_SHORT EXERCISE_:
Word for word, repeat the lines of the records from the one containing "Parse this screenshot: output" through the last line, both included.

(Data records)
---*---

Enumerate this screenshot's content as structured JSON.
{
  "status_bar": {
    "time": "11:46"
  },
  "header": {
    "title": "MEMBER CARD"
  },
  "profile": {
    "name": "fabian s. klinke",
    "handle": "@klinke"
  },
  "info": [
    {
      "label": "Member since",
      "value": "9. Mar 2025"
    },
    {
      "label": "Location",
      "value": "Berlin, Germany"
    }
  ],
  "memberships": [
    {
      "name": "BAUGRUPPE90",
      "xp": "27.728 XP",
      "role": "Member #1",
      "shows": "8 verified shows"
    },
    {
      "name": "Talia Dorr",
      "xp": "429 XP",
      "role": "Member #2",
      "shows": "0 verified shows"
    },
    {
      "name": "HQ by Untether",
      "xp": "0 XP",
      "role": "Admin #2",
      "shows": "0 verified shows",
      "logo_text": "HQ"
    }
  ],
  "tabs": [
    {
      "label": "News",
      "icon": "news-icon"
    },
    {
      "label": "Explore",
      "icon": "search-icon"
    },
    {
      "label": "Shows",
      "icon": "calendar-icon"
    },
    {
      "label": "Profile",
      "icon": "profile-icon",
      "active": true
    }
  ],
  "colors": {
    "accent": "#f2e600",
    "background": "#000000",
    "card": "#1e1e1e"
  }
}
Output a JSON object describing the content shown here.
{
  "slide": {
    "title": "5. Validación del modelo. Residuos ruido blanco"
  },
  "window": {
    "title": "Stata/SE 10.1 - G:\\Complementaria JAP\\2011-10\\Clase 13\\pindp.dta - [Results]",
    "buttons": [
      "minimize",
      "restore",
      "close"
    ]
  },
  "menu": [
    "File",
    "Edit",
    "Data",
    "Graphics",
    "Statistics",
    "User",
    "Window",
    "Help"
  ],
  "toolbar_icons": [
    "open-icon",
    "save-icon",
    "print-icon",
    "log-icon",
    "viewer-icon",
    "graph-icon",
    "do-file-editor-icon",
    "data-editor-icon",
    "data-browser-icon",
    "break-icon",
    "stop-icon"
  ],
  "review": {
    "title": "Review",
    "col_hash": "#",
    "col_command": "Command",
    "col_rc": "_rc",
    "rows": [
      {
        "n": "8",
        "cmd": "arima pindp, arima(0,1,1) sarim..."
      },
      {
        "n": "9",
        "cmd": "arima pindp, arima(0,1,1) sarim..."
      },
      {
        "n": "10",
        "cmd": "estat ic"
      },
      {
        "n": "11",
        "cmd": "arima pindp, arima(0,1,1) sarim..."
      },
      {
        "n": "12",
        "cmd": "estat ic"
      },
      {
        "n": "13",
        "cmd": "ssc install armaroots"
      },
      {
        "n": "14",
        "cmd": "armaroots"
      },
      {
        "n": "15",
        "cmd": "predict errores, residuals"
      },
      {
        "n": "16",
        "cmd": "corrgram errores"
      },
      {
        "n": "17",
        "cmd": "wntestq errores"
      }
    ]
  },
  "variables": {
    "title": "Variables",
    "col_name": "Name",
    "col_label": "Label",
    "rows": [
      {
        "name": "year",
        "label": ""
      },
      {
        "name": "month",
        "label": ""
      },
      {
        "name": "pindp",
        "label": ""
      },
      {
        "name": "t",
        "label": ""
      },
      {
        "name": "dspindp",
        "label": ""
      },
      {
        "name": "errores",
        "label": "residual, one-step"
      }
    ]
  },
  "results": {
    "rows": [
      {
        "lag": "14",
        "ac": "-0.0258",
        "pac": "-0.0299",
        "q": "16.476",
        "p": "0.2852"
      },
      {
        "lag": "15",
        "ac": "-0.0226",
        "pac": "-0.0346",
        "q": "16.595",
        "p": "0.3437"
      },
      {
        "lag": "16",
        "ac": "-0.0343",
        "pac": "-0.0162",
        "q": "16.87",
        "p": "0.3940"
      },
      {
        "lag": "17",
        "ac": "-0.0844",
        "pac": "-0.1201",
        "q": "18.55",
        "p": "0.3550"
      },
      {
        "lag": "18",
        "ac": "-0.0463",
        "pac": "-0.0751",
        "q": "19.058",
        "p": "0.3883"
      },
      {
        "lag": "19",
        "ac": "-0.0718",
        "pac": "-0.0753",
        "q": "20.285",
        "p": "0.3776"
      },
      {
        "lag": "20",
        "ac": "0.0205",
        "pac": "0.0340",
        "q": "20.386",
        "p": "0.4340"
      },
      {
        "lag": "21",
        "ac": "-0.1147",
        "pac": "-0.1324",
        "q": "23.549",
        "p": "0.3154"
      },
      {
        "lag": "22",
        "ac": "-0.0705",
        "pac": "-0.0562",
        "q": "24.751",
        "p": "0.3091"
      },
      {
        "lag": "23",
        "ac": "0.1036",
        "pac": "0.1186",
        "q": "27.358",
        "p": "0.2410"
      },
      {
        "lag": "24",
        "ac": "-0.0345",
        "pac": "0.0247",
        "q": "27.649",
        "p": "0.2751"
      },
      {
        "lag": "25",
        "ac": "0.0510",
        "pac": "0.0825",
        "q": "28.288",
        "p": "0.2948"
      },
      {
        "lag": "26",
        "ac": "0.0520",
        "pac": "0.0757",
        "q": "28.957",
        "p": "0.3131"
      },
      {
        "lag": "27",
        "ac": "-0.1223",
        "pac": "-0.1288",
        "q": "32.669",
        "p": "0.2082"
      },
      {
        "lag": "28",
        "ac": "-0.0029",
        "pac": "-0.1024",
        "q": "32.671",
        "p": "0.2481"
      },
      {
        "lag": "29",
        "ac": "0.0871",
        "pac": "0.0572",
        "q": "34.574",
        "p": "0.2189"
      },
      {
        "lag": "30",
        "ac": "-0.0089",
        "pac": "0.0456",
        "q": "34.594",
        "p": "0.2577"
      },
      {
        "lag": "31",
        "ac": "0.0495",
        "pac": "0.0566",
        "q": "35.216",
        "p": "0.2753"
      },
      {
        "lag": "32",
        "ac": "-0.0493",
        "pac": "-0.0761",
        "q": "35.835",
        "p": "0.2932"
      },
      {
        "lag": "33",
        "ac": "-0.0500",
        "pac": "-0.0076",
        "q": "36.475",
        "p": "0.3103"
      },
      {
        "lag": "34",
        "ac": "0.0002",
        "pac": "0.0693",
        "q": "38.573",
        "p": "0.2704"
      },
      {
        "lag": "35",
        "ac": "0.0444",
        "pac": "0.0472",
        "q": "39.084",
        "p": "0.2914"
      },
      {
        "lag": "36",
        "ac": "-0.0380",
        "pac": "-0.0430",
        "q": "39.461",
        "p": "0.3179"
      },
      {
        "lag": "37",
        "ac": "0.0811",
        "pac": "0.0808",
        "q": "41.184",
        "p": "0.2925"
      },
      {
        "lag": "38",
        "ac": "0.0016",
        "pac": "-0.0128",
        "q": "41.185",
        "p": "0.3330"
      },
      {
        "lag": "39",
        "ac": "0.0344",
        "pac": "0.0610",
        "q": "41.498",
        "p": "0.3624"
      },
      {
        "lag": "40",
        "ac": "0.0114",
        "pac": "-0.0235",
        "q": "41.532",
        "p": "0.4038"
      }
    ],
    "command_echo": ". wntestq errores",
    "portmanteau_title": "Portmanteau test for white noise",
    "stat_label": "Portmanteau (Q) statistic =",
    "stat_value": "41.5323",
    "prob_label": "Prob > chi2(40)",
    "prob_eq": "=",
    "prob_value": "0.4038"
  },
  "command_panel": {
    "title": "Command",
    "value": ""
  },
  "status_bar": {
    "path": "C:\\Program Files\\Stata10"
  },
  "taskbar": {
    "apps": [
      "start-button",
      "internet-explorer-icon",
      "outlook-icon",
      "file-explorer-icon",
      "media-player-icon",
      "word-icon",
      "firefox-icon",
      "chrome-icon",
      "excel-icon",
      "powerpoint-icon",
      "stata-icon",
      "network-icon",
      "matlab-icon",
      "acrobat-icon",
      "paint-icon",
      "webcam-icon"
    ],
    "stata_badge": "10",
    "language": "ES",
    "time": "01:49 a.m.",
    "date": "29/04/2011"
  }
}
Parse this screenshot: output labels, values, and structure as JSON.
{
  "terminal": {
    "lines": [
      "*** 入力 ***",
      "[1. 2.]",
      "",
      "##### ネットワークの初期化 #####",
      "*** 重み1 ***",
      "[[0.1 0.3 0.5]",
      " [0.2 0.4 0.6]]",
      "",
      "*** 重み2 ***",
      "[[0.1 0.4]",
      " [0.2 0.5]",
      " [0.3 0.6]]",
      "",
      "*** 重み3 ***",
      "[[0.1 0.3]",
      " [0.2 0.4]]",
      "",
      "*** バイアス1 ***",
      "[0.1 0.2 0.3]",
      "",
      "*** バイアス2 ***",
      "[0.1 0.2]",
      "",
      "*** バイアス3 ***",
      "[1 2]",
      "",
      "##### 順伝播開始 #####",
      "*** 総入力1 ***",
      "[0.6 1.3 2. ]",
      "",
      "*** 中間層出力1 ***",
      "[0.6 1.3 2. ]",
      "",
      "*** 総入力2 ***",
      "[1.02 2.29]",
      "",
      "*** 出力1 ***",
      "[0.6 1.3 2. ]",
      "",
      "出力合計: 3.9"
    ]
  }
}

---*---

_SOLUTION TO THIS PROBLEM_:
Parse this screenshot: output labels, values, and structure as JSON.
{
  "terminal": {
    "lines": [
      "*** 入力 ***",
      "[1. 2.]",
      "",
      "##### ネットワークの初期化 #####",
      "*** 重み1 ***",
      "[[0.1 0.3 0.5]",
      " [0.2 0.4 0.6]]",
      "",
      "*** 重み2 ***",
      "[[0.1 0.4]",
      " [0.2 0.5]",
      " [0.3 0.6]]",
      "",
      "*** 重み3 ***",
      "[[0.1 0.3]",
      " [0.2 0.4]]",
      "",
      "*** バイアス1 ***",
      "[0.1 0.2 0.3]",
      "",
      "*** バイアス2 ***",
      "[0.1 0.2]",
      "",
      "*** バイアス3 ***",
      "[1 2]",
      "",
      "##### 順伝播開始 #####",
      "*** 総入力1 ***",
      "[0.6 1.3 2. ]",
      "",
      "*** 中間層出力1 ***",
      "[0.6 1.3 2. ]",
      "",
      "*** 総入力2 ***",
      "[1.02 2.29]",
      "",
      "*** 出力1 ***",
      "[0.6 1.3 2. ]",
      "",
      "出力合計: 3.9"
    ]
  }
}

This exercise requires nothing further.